Recorded data:
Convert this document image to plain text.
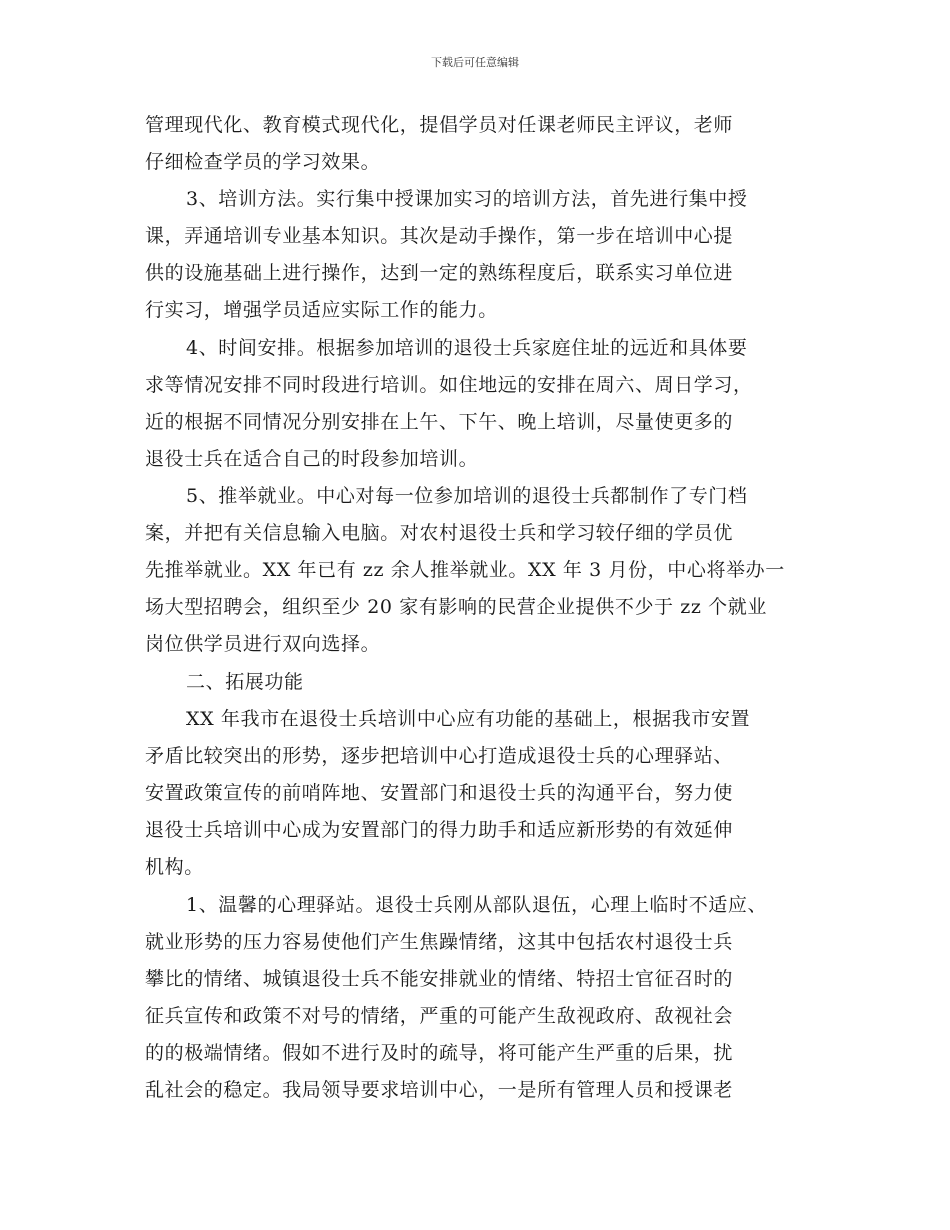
下载后可任意编辑
管理现代化、教育模式现代化，提倡学员对任课老师民主评议，老师
仔细检查学员的学习效果。
3、培训方法。实行集中授课加实习的培训方法，首先进行集中授
课，弄通培训专业基本知识。其次是动手操作，第一步在培训中心提
供的设施基础上进行操作，达到一定的熟练程度后，联系实习单位进
行实习，增强学员适应实际工作的能力。
4、时间安排。根据参加培训的退役士兵家庭住址的远近和具体要
求等情况安排不同时段进行培训。如住地远的安排在周六、周日学习，
近的根据不同情况分别安排在上午、下午、晚上培训，尽量使更多的
退役士兵在适合自己的时段参加培训。
5、推举就业。中心对每一位参加培训的退役士兵都制作了专门档
案，并把有关信息输入电脑。对农村退役士兵和学习较仔细的学员优
先推举就业。XX 年已有 zz 余人推举就业。XX 年 3 月份，中心将举办一
场大型招聘会，组织至少 20 家有影响的民营企业提供不少于 zz 个就业
岗位供学员进行双向选择。
二、拓展功能
XX 年我市在退役士兵培训中心应有功能的基础上，根据我市安置
矛盾比较突出的形势，逐步把培训中心打造成退役士兵的心理驿站、
安置政策宣传的前哨阵地、安置部门和退役士兵的沟通平台，努力使
退役士兵培训中心成为安置部门的得力助手和适应新形势的有效延伸
机构。
1、温馨的心理驿站。退役士兵刚从部队退伍，心理上临时不适应、
就业形势的压力容易使他们产生焦躁情绪，这其中包括农村退役士兵
攀比的情绪、城镇退役士兵不能安排就业的情绪、特招士官征召时的
征兵宣传和政策不对号的情绪，严重的可能产生敌视政府、敌视社会
的的极端情绪。假如不进行及时的疏导，将可能产生严重的后果，扰
乱社会的稳定。我局领导要求培训中心，一是所有管理人员和授课老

Task objective
Quote the entries above word for word. Leave the images out.

Correct output
Convert this document image to plain text.
下载后可任意编辑
管理现代化、教育模式现代化，提倡学员对任课老师民主评议，老师
仔细检查学员的学习效果。
3、培训方法。实行集中授课加实习的培训方法，首先进行集中授
课，弄通培训专业基本知识。其次是动手操作，第一步在培训中心提
供的设施基础上进行操作，达到一定的熟练程度后，联系实习单位进
行实习，增强学员适应实际工作的能力。
4、时间安排。根据参加培训的退役士兵家庭住址的远近和具体要
求等情况安排不同时段进行培训。如住地远的安排在周六、周日学习，
近的根据不同情况分别安排在上午、下午、晚上培训，尽量使更多的
退役士兵在适合自己的时段参加培训。
5、推举就业。中心对每一位参加培训的退役士兵都制作了专门档
案，并把有关信息输入电脑。对农村退役士兵和学习较仔细的学员优
先推举就业。XX 年已有 zz 余人推举就业。XX 年 3 月份，中心将举办一
场大型招聘会，组织至少 20 家有影响的民营企业提供不少于 zz 个就业
岗位供学员进行双向选择。
二、拓展功能
XX 年我市在退役士兵培训中心应有功能的基础上，根据我市安置
矛盾比较突出的形势，逐步把培训中心打造成退役士兵的心理驿站、
安置政策宣传的前哨阵地、安置部门和退役士兵的沟通平台，努力使
退役士兵培训中心成为安置部门的得力助手和适应新形势的有效延伸
机构。
1、温馨的心理驿站。退役士兵刚从部队退伍，心理上临时不适应、
就业形势的压力容易使他们产生焦躁情绪，这其中包括农村退役士兵
攀比的情绪、城镇退役士兵不能安排就业的情绪、特招士官征召时的
征兵宣传和政策不对号的情绪，严重的可能产生敌视政府、敌视社会
的的极端情绪。假如不进行及时的疏导，将可能产生严重的后果，扰
乱社会的稳定。我局领导要求培训中心，一是所有管理人员和授课老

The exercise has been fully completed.